=== Section Start ===
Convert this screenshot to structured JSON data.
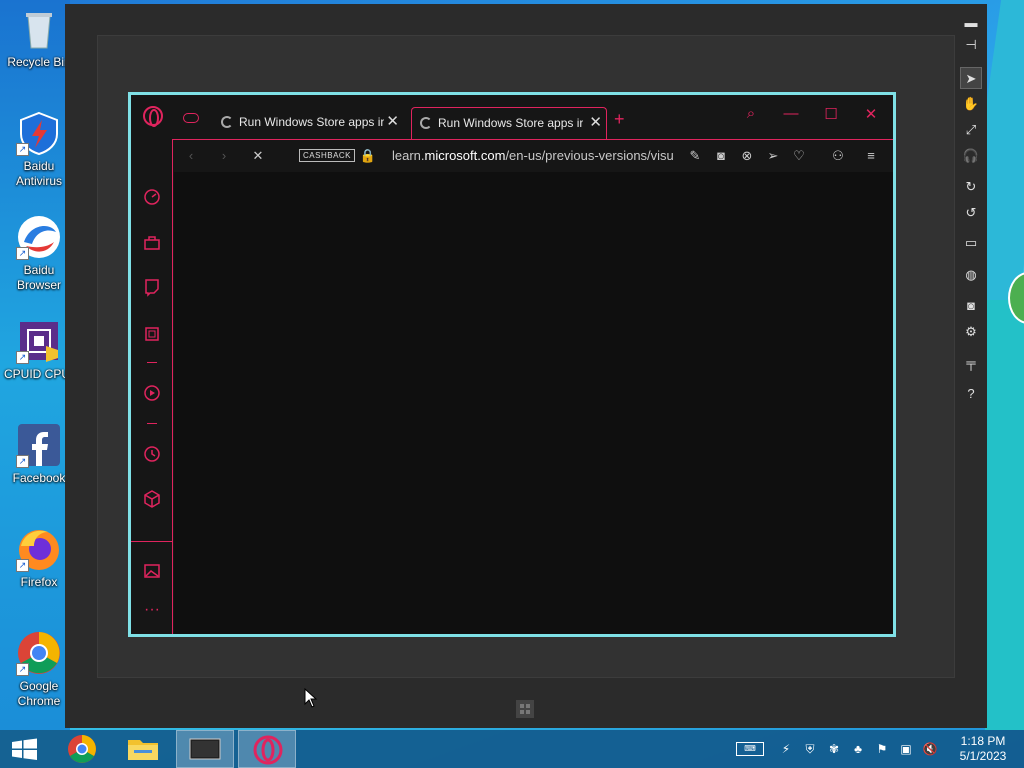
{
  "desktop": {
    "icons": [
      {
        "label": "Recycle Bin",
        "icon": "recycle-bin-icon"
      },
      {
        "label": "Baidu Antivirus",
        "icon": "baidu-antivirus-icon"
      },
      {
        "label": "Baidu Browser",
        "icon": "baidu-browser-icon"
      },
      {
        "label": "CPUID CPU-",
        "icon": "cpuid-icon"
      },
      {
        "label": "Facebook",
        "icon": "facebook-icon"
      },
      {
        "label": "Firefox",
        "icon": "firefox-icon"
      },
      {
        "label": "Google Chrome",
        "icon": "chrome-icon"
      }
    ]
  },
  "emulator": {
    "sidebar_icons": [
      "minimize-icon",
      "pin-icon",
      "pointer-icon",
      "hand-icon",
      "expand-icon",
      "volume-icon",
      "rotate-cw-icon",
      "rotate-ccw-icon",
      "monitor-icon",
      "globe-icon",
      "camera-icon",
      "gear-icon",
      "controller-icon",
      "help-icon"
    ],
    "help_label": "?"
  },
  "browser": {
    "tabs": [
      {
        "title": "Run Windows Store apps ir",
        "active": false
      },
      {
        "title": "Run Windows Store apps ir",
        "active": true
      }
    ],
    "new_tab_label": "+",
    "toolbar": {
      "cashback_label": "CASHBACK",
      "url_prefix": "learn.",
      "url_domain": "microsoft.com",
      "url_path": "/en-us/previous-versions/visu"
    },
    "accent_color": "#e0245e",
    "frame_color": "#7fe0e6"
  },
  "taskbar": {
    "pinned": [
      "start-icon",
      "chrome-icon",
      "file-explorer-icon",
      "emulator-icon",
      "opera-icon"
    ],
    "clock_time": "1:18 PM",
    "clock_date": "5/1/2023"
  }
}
=== Section End ===
◆ WHAT TO DO ◆
Quote the material word for word, dropping any images it holds.

◆ OUTPUT OF THE EXERCISE ◆
Convert this screenshot to structured JSON data.
{
  "desktop": {
    "icons": [
      {
        "label": "Recycle Bin",
        "icon": "recycle-bin-icon"
      },
      {
        "label": "Baidu Antivirus",
        "icon": "baidu-antivirus-icon"
      },
      {
        "label": "Baidu Browser",
        "icon": "baidu-browser-icon"
      },
      {
        "label": "CPUID CPU-",
        "icon": "cpuid-icon"
      },
      {
        "label": "Facebook",
        "icon": "facebook-icon"
      },
      {
        "label": "Firefox",
        "icon": "firefox-icon"
      },
      {
        "label": "Google Chrome",
        "icon": "chrome-icon"
      }
    ]
  },
  "emulator": {
    "sidebar_icons": [
      "minimize-icon",
      "pin-icon",
      "pointer-icon",
      "hand-icon",
      "expand-icon",
      "volume-icon",
      "rotate-cw-icon",
      "rotate-ccw-icon",
      "monitor-icon",
      "globe-icon",
      "camera-icon",
      "gear-icon",
      "controller-icon",
      "help-icon"
    ],
    "help_label": "?"
  },
  "browser": {
    "tabs": [
      {
        "title": "Run Windows Store apps ir",
        "active": false
      },
      {
        "title": "Run Windows Store apps ir",
        "active": true
      }
    ],
    "new_tab_label": "+",
    "toolbar": {
      "cashback_label": "CASHBACK",
      "url_prefix": "learn.",
      "url_domain": "microsoft.com",
      "url_path": "/en-us/previous-versions/visu"
    },
    "accent_color": "#e0245e",
    "frame_color": "#7fe0e6"
  },
  "taskbar": {
    "pinned": [
      "start-icon",
      "chrome-icon",
      "file-explorer-icon",
      "emulator-icon",
      "opera-icon"
    ],
    "clock_time": "1:18 PM",
    "clock_date": "5/1/2023"
  }
}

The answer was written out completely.